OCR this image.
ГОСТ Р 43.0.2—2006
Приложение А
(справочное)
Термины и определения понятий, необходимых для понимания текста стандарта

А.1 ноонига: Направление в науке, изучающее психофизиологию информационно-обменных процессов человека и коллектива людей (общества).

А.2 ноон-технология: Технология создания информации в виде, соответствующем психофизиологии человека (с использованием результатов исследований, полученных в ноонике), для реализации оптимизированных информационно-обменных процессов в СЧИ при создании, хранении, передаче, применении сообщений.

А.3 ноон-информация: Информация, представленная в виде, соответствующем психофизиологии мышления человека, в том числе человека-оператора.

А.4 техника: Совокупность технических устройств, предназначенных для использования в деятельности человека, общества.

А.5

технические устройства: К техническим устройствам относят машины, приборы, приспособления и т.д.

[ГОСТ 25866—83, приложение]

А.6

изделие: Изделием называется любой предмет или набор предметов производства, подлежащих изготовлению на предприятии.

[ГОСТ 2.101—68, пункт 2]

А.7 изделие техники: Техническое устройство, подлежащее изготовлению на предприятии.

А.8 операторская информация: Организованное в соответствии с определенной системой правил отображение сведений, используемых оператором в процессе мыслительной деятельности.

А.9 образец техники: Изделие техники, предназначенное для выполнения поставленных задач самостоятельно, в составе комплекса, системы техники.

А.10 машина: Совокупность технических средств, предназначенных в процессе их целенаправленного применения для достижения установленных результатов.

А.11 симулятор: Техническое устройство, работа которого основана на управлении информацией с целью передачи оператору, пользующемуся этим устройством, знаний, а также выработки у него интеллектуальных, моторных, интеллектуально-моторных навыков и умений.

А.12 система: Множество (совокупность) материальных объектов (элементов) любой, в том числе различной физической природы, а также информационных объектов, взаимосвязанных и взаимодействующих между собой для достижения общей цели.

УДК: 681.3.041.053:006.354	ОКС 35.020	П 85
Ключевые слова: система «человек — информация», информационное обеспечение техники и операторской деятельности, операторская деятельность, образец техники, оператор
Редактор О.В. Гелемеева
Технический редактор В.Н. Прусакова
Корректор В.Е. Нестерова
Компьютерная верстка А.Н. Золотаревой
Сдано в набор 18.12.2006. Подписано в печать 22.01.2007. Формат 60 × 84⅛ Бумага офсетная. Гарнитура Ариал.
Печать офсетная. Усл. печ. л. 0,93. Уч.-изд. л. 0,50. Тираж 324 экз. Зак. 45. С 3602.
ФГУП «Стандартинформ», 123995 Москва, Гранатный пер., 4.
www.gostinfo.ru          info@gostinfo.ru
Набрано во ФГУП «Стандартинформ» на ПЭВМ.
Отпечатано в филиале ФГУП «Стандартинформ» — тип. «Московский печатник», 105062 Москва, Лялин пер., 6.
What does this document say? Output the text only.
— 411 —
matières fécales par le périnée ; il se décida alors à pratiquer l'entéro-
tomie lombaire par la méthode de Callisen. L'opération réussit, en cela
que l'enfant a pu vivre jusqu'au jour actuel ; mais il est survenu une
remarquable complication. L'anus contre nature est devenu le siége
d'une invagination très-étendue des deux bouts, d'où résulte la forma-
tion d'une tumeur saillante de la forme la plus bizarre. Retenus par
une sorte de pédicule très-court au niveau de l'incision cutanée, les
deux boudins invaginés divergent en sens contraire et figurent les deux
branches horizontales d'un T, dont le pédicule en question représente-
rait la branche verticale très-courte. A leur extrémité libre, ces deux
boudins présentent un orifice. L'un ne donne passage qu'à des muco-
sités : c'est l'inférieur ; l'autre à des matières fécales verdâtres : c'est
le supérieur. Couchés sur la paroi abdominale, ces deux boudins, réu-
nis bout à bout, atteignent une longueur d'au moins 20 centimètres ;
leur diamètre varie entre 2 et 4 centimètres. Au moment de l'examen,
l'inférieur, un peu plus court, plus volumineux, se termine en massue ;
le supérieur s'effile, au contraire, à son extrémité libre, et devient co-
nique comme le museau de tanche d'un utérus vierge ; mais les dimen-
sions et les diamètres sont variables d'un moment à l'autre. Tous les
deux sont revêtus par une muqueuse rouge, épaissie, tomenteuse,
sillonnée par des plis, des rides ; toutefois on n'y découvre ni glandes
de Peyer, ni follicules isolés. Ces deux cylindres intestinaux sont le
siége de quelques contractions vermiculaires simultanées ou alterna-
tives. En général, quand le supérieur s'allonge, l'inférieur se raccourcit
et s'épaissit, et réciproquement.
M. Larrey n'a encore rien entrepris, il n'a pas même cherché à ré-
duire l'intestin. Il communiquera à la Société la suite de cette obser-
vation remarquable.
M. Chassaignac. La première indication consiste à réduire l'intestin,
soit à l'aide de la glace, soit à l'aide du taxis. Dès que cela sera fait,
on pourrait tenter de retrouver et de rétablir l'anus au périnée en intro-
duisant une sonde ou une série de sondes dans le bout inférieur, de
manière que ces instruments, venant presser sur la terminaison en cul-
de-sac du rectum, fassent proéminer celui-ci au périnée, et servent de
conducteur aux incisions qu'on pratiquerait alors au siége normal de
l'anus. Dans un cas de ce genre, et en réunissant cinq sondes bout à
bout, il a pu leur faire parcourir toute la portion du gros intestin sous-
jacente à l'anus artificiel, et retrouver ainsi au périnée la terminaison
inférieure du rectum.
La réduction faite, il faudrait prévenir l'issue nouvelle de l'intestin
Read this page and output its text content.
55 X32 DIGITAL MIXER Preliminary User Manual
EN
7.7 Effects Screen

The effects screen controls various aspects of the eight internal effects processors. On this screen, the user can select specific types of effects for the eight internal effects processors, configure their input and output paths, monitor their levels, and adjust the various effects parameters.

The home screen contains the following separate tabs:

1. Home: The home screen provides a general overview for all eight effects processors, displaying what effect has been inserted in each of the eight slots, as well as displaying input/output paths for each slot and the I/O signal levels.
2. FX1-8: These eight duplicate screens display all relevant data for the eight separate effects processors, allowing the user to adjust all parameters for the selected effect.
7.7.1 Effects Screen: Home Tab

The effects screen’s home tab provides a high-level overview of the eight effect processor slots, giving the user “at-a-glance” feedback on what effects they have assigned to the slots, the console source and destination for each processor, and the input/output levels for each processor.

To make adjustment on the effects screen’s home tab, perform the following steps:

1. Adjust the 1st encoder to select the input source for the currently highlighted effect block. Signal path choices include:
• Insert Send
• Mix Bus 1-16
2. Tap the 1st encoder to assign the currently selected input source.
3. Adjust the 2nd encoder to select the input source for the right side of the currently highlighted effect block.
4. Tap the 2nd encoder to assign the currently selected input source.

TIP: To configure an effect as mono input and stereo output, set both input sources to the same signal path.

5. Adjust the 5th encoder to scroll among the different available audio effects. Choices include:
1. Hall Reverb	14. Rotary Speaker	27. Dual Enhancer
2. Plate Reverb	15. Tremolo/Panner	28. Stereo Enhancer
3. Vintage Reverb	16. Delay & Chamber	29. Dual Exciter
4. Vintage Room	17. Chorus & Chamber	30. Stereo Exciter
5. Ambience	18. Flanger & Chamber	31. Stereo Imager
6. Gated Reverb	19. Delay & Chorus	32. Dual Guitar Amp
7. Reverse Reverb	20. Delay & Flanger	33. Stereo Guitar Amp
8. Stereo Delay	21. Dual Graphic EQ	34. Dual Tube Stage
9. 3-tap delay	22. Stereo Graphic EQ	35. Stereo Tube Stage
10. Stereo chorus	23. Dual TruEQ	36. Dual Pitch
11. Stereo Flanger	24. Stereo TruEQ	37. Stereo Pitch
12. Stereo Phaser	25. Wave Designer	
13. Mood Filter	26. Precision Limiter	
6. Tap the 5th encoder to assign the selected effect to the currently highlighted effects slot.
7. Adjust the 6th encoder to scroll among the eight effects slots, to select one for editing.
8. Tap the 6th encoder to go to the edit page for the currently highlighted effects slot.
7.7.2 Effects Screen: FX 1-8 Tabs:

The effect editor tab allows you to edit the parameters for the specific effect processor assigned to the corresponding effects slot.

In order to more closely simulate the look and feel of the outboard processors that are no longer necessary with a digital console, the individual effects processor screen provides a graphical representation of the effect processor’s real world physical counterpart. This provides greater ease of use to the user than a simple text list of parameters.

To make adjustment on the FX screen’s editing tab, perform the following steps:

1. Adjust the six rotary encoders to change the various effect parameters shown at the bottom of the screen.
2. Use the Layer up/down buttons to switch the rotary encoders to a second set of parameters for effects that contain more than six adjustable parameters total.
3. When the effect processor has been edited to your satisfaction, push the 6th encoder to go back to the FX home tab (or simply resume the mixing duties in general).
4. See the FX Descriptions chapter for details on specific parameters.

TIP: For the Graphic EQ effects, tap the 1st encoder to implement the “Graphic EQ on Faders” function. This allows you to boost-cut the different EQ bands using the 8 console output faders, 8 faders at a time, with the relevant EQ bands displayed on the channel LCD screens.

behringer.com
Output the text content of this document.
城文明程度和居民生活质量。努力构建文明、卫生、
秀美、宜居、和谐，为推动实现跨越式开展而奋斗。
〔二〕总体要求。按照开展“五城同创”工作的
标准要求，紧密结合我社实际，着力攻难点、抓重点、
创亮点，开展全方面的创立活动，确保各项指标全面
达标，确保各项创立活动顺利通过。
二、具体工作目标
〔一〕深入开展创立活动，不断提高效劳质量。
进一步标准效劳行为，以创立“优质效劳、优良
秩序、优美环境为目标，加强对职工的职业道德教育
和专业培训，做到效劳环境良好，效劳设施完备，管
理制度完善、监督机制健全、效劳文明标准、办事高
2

Task description = Among the lines above, count those containing the word "make" and give nothing but the result.

Exercise response = 2